▸ **Challenge**: Below are some entries. Copy each line that holds the string "取大的代价".

▸ **Record set**:
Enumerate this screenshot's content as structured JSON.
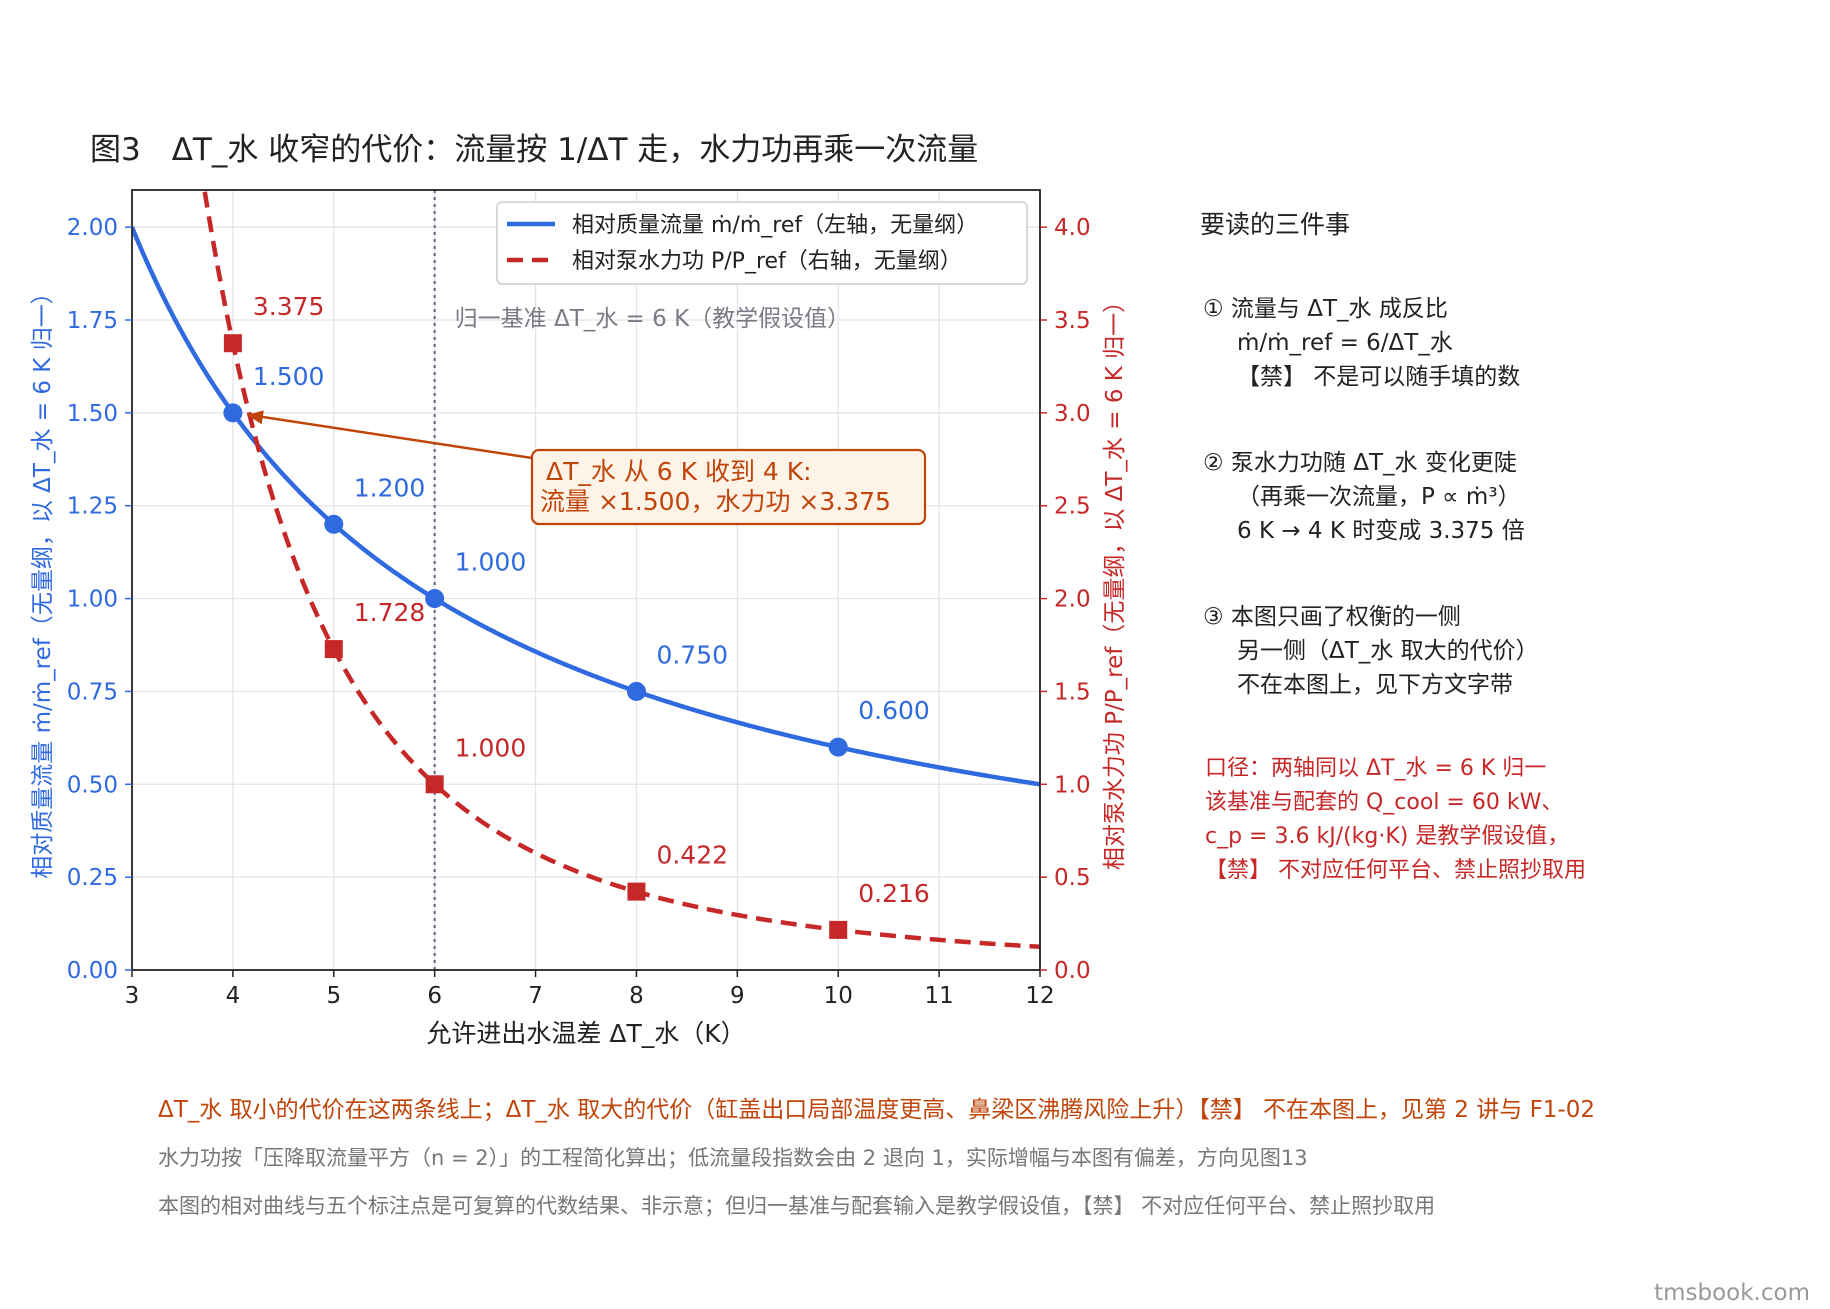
{
  "chart_data": {
    "type": "line",
    "title": "图3　ΔT_水 收窄的代价：流量按 1/ΔT 走，水力功再乘一次流量",
    "xlabel": "允许进出水温差 ΔT_水（K）",
    "ylabel_left": "相对质量流量 ṁ/ṁ_ref（无量纲，以 ΔT_水 = 6 K 归一）",
    "ylabel_right": "相对泵水力功 P/P_ref（无量纲，以 ΔT_水 = 6 K 归一）",
    "xlim": [
      3,
      12
    ],
    "ylim_left": [
      0,
      2.1
    ],
    "ylim_right": [
      0,
      4.2
    ],
    "xticks": [
      "3",
      "4",
      "5",
      "6",
      "7",
      "8",
      "9",
      "10",
      "11",
      "12"
    ],
    "yticks_left": [
      "0.00",
      "0.25",
      "0.50",
      "0.75",
      "1.00",
      "1.25",
      "1.50",
      "1.75",
      "2.00"
    ],
    "yticks_right": [
      "0.0",
      "0.5",
      "1.0",
      "1.5",
      "2.0",
      "2.5",
      "3.0",
      "3.5",
      "4.0"
    ],
    "grid": true,
    "legend_position": "top-right",
    "series": [
      {
        "name": "相对质量流量 ṁ/ṁ_ref（左轴，无量纲）",
        "axis": "left",
        "color": "#2f6ae0",
        "style": "solid",
        "formula": "6/x",
        "markers": [
          {
            "x": 4,
            "y": 1.5,
            "label": "1.500"
          },
          {
            "x": 5,
            "y": 1.2,
            "label": "1.200"
          },
          {
            "x": 6,
            "y": 1.0,
            "label": "1.000"
          },
          {
            "x": 8,
            "y": 0.75,
            "label": "0.750"
          },
          {
            "x": 10,
            "y": 0.6,
            "label": "0.600"
          }
        ]
      },
      {
        "name": "相对泵水力功 P/P_ref（右轴，无量纲）",
        "axis": "right",
        "color": "#c62828",
        "style": "dashed",
        "formula": "(6/x)^3",
        "markers": [
          {
            "x": 4,
            "y": 3.375,
            "label": "3.375"
          },
          {
            "x": 5,
            "y": 1.728,
            "label": "1.728"
          },
          {
            "x": 6,
            "y": 1.0,
            "label": "1.000"
          },
          {
            "x": 8,
            "y": 0.422,
            "label": "0.422"
          },
          {
            "x": 10,
            "y": 0.216,
            "label": "0.216"
          }
        ]
      }
    ],
    "reference_line": {
      "x": 6,
      "label": "归一基准 ΔT_水 = 6 K（教学假设值）"
    },
    "annotation": {
      "lines": [
        "ΔT_水 从 6 K 收到 4 K:",
        "流量 ×1.500，水力功 ×3.375"
      ],
      "arrow_target": {
        "x": 4,
        "y": 1.5
      }
    }
  },
  "side": {
    "title": "要读的三件事",
    "points": [
      {
        "lines": [
          "① 流量与 ΔT_水 成反比",
          "ṁ/ṁ_ref = 6/ΔT_水",
          "【禁】 不是可以随手填的数"
        ]
      },
      {
        "lines": [
          "② 泵水力功随 ΔT_水 变化更陡",
          "（再乘一次流量，P ∝ ṁ³）",
          "6 K → 4 K 时变成 3.375 倍"
        ]
      },
      {
        "lines": [
          "③ 本图只画了权衡的一侧",
          "另一侧（ΔT_水 取大的代价）",
          "不在本图上，见下方文字带"
        ]
      }
    ],
    "note_lines": [
      "口径：两轴同以 ΔT_水 = 6 K 归一",
      "该基准与配套的 Q_cool = 60 kW、",
      "c_p = 3.6 kJ/(kg·K) 是教学假设值，",
      "【禁】 不对应任何平台、禁止照抄取用"
    ]
  },
  "bottom": {
    "line1": "ΔT_水 取小的代价在这两条线上；ΔT_水 取大的代价（缸盖出口局部温度更高、鼻梁区沸腾风险上升）【禁】 不在本图上，见第 2 讲与 F1-02",
    "line2": "水力功按「压降取流量平方（n = 2）」的工程简化算出；低流量段指数会由 2 退向 1，实际增幅与本图有偏差，方向见图13",
    "line3": "本图的相对曲线与五个标注点是可复算的代数结果、非示意；但归一基准与配套输入是教学假设值，【禁】 不对应任何平台、禁止照抄取用"
  },
  "watermark": "tmsbook.com"
}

▸ **Correct response**:
          "另一侧（ΔT_水 取大的代价）",
    "line1": "ΔT_水 取小的代价在这两条线上；ΔT_水 取大的代价（缸盖出口局部温度更高、鼻梁区沸腾风险上升）【禁】 不在本图上，见第 2 讲与 F1-02",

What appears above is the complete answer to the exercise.